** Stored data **
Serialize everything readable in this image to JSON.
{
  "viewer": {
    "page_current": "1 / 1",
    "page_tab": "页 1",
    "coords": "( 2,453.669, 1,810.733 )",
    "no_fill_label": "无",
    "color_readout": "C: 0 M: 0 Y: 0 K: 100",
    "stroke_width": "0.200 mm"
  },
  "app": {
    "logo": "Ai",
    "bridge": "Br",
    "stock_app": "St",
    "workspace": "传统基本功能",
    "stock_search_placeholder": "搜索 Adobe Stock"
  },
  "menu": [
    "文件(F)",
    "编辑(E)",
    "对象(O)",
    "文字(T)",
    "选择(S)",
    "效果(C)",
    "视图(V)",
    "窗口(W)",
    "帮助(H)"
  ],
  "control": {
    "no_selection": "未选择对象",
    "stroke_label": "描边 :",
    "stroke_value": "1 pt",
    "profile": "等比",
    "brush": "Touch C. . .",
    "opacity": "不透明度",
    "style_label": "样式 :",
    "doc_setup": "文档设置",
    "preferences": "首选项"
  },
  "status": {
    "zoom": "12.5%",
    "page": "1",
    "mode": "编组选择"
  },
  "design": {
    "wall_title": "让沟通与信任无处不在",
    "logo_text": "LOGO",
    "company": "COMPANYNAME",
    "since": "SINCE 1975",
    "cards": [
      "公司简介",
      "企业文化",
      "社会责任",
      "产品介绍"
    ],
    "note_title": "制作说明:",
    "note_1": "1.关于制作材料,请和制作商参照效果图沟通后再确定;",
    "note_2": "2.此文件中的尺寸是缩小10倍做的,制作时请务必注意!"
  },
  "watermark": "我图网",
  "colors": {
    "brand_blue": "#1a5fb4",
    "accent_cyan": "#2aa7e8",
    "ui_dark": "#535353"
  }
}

** Aim of the task **
Transcribe all of the material exactly. Omit nothing.

** Expected answer **
Serialize everything readable in this image to JSON.
{
  "viewer": {
    "page_current": "1 / 1",
    "page_tab": "页 1",
    "coords": "( 2,453.669, 1,810.733 )",
    "no_fill_label": "无",
    "color_readout": "C: 0 M: 0 Y: 0 K: 100",
    "stroke_width": "0.200 mm"
  },
  "app": {
    "logo": "Ai",
    "bridge": "Br",
    "stock_app": "St",
    "workspace": "传统基本功能",
    "stock_search_placeholder": "搜索 Adobe Stock"
  },
  "menu": [
    "文件(F)",
    "编辑(E)",
    "对象(O)",
    "文字(T)",
    "选择(S)",
    "效果(C)",
    "视图(V)",
    "窗口(W)",
    "帮助(H)"
  ],
  "control": {
    "no_selection": "未选择对象",
    "stroke_label": "描边 :",
    "stroke_value": "1 pt",
    "profile": "等比",
    "brush": "Touch C. . .",
    "opacity": "不透明度",
    "style_label": "样式 :",
    "doc_setup": "文档设置",
    "preferences": "首选项"
  },
  "status": {
    "zoom": "12.5%",
    "page": "1",
    "mode": "编组选择"
  },
  "design": {
    "wall_title": "让沟通与信任无处不在",
    "logo_text": "LOGO",
    "company": "COMPANYNAME",
    "since": "SINCE 1975",
    "cards": [
      "公司简介",
      "企业文化",
      "社会责任",
      "产品介绍"
    ],
    "note_title": "制作说明:",
    "note_1": "1.关于制作材料,请和制作商参照效果图沟通后再确定;",
    "note_2": "2.此文件中的尺寸是缩小10倍做的,制作时请务必注意!"
  },
  "watermark": "我图网",
  "colors": {
    "brand_blue": "#1a5fb4",
    "accent_cyan": "#2aa7e8",
    "ui_dark": "#535353"
  }
}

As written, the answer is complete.